### [Instruction]
Gather all lines containing the string "order" and copy them out.

# start of Task material

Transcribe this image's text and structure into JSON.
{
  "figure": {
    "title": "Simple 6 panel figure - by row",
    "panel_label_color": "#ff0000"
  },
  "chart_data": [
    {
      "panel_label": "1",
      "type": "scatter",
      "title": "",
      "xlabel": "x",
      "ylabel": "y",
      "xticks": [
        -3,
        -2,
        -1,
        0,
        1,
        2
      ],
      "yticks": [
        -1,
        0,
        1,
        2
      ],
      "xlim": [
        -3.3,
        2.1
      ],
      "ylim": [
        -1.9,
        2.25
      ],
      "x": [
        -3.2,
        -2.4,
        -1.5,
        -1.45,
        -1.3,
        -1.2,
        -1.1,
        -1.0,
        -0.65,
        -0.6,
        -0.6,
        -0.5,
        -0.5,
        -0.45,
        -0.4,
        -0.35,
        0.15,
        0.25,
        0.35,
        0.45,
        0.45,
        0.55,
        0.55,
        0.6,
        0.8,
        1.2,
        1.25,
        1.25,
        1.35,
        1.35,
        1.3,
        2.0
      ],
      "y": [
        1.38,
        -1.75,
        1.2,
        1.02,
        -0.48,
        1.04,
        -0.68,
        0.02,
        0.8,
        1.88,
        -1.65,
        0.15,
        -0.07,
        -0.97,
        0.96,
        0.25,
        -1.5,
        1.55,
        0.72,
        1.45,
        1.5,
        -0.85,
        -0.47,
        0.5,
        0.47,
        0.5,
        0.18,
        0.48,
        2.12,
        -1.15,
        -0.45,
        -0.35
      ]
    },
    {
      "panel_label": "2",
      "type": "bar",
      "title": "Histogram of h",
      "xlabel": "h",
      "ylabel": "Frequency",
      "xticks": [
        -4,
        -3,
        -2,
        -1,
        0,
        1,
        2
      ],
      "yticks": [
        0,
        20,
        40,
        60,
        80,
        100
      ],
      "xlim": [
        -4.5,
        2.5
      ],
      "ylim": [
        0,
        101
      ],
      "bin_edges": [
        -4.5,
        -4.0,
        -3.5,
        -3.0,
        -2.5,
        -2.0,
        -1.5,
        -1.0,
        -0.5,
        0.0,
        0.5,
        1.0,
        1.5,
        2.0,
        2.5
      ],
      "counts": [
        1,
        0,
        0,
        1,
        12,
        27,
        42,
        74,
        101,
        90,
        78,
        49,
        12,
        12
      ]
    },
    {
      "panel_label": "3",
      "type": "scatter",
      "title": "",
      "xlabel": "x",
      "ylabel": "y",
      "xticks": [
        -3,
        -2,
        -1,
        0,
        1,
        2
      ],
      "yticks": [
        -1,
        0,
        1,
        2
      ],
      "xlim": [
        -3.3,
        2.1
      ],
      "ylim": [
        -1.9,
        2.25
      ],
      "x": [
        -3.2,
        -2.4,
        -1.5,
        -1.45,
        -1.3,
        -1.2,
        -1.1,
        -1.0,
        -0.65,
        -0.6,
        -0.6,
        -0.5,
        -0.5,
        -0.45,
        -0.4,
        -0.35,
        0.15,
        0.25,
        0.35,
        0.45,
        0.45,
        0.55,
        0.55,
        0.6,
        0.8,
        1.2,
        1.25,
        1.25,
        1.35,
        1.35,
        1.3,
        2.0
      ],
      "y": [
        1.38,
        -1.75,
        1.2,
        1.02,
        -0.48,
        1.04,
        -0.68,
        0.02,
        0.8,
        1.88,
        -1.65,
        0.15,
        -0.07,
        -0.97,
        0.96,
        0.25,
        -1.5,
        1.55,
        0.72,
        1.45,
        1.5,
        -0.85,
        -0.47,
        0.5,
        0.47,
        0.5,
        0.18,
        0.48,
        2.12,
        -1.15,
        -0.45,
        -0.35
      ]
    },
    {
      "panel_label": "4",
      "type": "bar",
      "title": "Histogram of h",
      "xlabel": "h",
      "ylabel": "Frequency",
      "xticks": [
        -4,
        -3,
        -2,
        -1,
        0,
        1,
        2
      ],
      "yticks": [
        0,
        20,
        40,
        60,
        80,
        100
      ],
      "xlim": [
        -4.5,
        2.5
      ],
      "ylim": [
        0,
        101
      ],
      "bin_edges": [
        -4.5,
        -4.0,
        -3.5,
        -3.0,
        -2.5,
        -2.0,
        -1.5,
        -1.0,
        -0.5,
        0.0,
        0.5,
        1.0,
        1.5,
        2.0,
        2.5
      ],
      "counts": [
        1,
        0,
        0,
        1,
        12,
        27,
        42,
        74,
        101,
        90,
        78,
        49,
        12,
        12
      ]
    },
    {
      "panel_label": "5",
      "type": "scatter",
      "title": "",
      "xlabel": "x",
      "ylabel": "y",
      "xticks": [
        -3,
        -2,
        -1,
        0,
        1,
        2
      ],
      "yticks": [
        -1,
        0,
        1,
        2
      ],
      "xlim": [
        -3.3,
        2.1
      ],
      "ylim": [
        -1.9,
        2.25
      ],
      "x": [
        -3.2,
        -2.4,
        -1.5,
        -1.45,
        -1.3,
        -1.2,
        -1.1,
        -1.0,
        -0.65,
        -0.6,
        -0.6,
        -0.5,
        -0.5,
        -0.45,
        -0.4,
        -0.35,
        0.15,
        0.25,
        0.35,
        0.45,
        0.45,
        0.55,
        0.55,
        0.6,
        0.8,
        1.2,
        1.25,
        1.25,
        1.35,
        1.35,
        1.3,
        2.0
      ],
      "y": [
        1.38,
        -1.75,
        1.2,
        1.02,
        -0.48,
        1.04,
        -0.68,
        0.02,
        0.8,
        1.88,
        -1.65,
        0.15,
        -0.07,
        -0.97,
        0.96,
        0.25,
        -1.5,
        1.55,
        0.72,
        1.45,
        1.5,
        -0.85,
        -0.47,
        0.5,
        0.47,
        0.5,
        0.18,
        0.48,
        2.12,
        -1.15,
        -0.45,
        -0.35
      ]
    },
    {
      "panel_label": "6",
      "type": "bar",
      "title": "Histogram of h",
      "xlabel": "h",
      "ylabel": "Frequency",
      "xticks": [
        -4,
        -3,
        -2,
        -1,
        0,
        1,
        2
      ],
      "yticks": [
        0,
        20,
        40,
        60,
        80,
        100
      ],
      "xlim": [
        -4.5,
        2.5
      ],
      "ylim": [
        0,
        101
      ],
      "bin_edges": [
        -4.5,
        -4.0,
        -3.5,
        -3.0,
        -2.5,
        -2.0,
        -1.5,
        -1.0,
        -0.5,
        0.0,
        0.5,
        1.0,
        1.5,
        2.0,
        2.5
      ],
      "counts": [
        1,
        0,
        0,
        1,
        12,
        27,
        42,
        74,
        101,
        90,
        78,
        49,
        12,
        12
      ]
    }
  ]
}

# end of Task material
# start of Task material

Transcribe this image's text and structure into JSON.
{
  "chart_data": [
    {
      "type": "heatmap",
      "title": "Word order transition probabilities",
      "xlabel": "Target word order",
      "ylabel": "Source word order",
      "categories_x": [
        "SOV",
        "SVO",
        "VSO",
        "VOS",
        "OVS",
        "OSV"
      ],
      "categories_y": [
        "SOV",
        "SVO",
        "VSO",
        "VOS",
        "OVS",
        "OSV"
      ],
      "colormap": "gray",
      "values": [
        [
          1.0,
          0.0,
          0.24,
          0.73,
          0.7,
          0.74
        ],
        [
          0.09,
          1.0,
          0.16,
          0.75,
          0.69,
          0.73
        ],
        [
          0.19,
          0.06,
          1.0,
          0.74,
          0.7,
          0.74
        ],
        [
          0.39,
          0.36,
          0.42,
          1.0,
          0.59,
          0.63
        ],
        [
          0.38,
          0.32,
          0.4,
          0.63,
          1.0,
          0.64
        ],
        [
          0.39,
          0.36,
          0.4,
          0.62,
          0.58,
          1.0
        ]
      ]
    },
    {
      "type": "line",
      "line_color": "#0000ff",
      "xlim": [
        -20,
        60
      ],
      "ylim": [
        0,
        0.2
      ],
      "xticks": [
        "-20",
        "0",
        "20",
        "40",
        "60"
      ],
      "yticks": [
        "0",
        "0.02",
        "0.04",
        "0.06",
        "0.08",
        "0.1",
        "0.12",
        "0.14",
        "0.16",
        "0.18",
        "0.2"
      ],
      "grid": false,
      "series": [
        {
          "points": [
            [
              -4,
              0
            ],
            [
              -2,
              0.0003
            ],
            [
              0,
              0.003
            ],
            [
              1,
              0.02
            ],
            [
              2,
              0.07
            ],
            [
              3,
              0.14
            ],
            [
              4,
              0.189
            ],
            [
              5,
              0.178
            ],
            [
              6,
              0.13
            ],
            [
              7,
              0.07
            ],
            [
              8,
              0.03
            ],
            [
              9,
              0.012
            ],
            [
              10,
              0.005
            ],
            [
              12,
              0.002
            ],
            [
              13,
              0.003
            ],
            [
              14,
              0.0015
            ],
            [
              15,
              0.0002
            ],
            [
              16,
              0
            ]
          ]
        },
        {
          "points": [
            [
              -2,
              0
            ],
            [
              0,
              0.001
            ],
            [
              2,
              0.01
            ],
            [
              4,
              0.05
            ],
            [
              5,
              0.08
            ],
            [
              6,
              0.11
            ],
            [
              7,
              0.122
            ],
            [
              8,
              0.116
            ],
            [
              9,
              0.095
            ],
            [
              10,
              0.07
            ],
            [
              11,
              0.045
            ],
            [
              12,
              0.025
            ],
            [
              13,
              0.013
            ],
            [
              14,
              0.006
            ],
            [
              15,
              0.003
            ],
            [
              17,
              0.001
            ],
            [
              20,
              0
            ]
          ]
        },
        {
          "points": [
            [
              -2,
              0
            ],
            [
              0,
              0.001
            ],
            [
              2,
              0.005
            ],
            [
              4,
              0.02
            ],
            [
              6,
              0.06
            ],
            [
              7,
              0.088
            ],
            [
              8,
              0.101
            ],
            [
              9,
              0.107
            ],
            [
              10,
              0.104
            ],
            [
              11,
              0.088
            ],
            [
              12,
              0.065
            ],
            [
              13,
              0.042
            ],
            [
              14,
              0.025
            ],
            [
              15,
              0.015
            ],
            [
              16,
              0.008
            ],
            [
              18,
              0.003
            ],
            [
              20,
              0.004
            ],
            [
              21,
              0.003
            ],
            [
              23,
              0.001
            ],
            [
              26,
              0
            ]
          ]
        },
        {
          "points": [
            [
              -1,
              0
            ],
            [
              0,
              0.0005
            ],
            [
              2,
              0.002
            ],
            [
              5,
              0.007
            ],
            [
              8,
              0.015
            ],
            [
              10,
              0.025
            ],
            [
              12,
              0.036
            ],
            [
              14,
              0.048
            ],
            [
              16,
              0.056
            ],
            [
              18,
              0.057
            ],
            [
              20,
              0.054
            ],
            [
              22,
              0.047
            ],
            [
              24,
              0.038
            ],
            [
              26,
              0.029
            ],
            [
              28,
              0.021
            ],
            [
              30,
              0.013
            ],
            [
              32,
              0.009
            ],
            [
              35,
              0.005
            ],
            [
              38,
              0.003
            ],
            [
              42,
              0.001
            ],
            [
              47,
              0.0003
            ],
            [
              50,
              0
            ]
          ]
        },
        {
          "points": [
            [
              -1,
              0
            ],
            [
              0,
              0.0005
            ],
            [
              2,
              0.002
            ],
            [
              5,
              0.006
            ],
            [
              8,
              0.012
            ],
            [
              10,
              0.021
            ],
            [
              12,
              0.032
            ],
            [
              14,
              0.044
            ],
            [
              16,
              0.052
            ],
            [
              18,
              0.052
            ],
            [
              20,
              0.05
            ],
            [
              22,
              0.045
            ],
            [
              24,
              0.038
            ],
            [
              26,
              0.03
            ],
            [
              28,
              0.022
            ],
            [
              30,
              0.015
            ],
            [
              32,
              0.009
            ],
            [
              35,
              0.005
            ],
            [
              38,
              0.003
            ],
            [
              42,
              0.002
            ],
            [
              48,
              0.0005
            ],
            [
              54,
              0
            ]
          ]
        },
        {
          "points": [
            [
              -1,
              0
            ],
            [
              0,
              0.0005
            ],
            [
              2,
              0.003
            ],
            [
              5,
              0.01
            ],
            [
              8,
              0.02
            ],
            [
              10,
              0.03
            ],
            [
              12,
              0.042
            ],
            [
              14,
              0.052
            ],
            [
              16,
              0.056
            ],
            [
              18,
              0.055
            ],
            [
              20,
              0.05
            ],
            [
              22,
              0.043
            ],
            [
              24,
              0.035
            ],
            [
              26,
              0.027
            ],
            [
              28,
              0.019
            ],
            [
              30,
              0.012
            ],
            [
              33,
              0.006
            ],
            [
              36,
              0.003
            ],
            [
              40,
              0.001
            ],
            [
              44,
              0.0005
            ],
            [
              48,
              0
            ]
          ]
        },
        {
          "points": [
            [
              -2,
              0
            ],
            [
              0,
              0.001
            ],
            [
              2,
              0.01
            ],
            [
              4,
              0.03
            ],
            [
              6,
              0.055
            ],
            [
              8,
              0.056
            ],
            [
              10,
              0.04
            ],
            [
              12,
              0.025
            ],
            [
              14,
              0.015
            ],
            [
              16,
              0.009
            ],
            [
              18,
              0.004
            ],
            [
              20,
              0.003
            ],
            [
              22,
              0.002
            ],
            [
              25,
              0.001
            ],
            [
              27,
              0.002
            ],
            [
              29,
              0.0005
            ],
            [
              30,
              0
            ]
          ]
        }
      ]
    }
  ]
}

# end of Task material
# start of Task material

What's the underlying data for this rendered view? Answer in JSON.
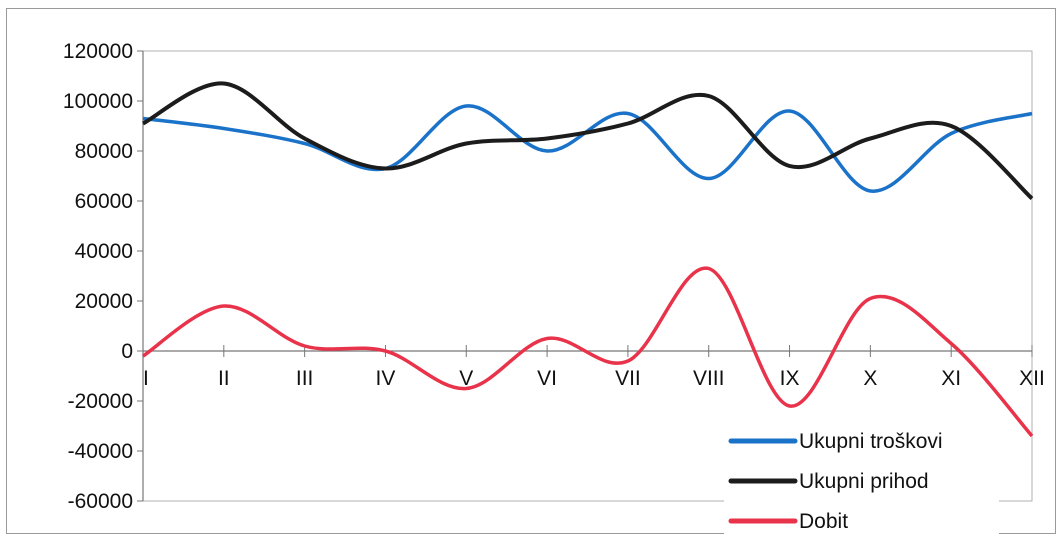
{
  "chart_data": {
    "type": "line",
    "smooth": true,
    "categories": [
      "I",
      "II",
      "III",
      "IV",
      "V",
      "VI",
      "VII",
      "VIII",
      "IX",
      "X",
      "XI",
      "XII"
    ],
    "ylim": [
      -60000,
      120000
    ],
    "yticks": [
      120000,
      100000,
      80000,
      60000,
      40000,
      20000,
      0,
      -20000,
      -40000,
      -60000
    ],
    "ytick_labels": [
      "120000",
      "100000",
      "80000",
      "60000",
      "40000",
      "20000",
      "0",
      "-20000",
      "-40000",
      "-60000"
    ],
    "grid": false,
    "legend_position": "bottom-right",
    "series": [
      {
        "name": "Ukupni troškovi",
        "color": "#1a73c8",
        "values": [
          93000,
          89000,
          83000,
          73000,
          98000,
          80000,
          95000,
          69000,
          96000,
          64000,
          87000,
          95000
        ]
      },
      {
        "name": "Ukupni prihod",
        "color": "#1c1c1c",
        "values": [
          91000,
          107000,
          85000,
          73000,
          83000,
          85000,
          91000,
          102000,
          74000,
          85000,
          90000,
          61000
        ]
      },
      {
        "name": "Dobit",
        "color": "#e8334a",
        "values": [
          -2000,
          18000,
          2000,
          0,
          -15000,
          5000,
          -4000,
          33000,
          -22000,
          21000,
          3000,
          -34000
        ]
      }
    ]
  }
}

# end of Task material

### [Solution to the problem]
      "title": "Word order transition probabilities",
      "xlabel": "Target word order",
      "ylabel": "Source word order",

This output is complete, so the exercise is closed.